──────── ITEMS

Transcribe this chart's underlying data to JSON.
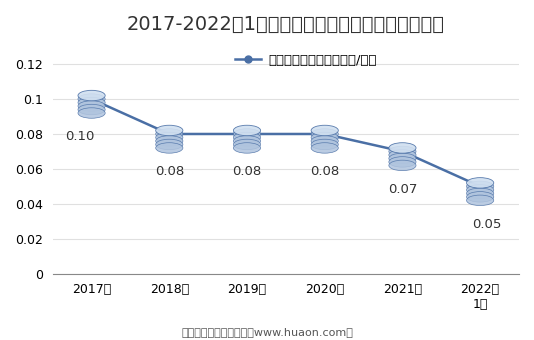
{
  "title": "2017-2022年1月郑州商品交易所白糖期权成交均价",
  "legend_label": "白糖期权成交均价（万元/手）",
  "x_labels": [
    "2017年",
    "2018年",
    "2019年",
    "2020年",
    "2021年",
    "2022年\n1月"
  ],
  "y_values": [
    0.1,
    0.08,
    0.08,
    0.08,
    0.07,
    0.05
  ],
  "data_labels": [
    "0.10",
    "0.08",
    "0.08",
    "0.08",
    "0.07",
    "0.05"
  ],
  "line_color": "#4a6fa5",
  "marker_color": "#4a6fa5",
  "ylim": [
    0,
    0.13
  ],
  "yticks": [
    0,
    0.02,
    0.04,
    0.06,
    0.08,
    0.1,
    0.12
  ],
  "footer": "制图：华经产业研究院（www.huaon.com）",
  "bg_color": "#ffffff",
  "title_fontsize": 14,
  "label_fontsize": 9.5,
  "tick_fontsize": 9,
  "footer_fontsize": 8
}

────────────────
──────── ITEMS

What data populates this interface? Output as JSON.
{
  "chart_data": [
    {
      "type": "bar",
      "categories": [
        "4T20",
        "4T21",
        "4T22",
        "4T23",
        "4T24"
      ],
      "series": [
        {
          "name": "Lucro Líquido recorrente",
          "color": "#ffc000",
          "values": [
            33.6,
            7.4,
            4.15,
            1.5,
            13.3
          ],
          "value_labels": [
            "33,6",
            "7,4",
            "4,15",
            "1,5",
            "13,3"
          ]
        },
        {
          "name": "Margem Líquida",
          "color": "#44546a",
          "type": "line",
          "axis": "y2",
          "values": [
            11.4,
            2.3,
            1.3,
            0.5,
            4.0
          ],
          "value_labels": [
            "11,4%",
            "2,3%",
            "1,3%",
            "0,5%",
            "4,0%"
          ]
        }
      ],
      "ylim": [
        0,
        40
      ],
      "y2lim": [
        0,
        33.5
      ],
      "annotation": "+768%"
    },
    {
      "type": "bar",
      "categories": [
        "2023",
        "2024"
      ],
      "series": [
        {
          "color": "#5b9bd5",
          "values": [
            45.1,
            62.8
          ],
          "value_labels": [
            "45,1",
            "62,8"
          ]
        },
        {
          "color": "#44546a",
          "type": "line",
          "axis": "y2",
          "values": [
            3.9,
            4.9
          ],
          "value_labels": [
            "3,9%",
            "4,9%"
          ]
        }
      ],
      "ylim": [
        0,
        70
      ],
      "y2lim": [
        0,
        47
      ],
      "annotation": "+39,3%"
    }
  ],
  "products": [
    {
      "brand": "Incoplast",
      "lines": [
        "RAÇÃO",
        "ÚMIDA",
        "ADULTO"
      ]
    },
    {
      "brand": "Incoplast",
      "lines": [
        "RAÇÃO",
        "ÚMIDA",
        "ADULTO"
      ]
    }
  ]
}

────────────────
──────── ITEMS

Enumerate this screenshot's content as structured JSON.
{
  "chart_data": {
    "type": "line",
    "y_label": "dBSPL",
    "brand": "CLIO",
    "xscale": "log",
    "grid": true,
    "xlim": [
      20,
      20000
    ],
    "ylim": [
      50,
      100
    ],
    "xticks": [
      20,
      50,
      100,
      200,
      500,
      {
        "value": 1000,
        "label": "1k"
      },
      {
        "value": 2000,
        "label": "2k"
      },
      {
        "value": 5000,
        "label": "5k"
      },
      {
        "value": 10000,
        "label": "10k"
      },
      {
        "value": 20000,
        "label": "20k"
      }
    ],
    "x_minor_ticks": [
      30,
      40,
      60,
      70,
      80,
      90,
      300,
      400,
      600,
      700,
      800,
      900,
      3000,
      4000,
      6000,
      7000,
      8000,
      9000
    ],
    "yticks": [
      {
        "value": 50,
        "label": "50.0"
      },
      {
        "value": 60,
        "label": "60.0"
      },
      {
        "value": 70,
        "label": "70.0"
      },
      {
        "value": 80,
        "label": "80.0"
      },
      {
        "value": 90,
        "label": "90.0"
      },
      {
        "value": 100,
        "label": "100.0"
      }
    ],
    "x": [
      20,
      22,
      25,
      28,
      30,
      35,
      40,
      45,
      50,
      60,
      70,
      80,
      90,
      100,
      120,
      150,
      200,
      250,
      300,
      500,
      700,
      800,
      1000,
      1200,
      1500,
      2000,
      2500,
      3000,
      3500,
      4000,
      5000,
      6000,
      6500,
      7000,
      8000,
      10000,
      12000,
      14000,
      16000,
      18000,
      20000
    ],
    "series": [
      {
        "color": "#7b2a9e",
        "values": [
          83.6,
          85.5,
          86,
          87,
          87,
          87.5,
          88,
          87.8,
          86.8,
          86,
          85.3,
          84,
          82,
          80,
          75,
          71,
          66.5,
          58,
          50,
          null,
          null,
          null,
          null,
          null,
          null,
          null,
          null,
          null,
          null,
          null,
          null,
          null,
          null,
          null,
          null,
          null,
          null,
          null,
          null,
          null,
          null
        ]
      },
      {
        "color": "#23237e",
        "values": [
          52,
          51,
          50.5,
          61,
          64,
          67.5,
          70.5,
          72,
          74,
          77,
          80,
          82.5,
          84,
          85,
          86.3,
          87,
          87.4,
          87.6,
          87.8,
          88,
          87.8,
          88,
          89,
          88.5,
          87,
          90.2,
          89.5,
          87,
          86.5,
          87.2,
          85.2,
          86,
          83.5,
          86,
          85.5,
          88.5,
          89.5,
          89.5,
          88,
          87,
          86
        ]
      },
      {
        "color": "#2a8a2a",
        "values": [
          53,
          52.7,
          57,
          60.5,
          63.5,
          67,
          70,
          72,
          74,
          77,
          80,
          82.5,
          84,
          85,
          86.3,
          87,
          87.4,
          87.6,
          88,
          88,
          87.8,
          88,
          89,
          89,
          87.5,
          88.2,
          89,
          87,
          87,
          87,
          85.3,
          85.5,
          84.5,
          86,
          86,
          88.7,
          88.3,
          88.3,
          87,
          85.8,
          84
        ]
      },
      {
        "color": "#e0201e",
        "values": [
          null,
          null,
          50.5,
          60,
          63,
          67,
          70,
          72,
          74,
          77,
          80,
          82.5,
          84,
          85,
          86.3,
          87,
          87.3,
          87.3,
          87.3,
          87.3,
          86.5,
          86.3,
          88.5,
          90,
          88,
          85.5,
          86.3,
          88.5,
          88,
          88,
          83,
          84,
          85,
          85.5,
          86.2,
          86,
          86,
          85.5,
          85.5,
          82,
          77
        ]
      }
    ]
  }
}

────────────────

Pull out every line of the entries that includes the word "JSON".

Transcribe this chart's underlying data to JSON.
What data populates this interface? Output as JSON.
Enumerate this screenshot's content as structured JSON.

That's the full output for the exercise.